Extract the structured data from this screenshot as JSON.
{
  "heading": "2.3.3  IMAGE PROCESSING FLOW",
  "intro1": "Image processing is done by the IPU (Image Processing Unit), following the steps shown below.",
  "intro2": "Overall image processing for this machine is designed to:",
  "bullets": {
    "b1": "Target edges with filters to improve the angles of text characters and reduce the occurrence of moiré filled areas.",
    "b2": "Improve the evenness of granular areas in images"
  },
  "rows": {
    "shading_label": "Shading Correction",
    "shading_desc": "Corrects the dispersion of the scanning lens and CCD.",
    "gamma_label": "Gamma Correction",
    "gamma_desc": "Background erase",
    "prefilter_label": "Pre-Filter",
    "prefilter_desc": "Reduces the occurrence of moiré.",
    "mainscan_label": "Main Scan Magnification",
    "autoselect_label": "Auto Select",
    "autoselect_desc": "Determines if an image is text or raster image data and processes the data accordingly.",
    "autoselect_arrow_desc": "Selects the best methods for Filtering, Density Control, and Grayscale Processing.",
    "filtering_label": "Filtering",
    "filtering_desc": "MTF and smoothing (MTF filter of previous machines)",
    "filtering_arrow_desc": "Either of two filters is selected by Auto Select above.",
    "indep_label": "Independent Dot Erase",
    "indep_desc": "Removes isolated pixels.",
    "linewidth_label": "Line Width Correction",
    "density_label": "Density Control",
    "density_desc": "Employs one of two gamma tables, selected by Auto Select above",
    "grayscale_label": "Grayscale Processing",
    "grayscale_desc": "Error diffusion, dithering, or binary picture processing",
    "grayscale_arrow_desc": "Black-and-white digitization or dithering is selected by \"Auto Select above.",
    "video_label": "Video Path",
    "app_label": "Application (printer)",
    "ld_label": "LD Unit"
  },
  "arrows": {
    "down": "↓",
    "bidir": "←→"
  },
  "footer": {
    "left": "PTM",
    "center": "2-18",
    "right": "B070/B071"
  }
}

GOAL OF THE EXERCISE —
Repeat the material above in full, keeping every word.

ANSWER TO THE EXERCISE —
Extract the structured data from this screenshot as JSON.
{
  "heading": "2.3.3  IMAGE PROCESSING FLOW",
  "intro1": "Image processing is done by the IPU (Image Processing Unit), following the steps shown below.",
  "intro2": "Overall image processing for this machine is designed to:",
  "bullets": {
    "b1": "Target edges with filters to improve the angles of text characters and reduce the occurrence of moiré filled areas.",
    "b2": "Improve the evenness of granular areas in images"
  },
  "rows": {
    "shading_label": "Shading Correction",
    "shading_desc": "Corrects the dispersion of the scanning lens and CCD.",
    "gamma_label": "Gamma Correction",
    "gamma_desc": "Background erase",
    "prefilter_label": "Pre-Filter",
    "prefilter_desc": "Reduces the occurrence of moiré.",
    "mainscan_label": "Main Scan Magnification",
    "autoselect_label": "Auto Select",
    "autoselect_desc": "Determines if an image is text or raster image data and processes the data accordingly.",
    "autoselect_arrow_desc": "Selects the best methods for Filtering, Density Control, and Grayscale Processing.",
    "filtering_label": "Filtering",
    "filtering_desc": "MTF and smoothing (MTF filter of previous machines)",
    "filtering_arrow_desc": "Either of two filters is selected by Auto Select above.",
    "indep_label": "Independent Dot Erase",
    "indep_desc": "Removes isolated pixels.",
    "linewidth_label": "Line Width Correction",
    "density_label": "Density Control",
    "density_desc": "Employs one of two gamma tables, selected by Auto Select above",
    "grayscale_label": "Grayscale Processing",
    "grayscale_desc": "Error diffusion, dithering, or binary picture processing",
    "grayscale_arrow_desc": "Black-and-white digitization or dithering is selected by \"Auto Select above.",
    "video_label": "Video Path",
    "app_label": "Application (printer)",
    "ld_label": "LD Unit"
  },
  "arrows": {
    "down": "↓",
    "bidir": "←→"
  },
  "footer": {
    "left": "PTM",
    "center": "2-18",
    "right": "B070/B071"
  }
}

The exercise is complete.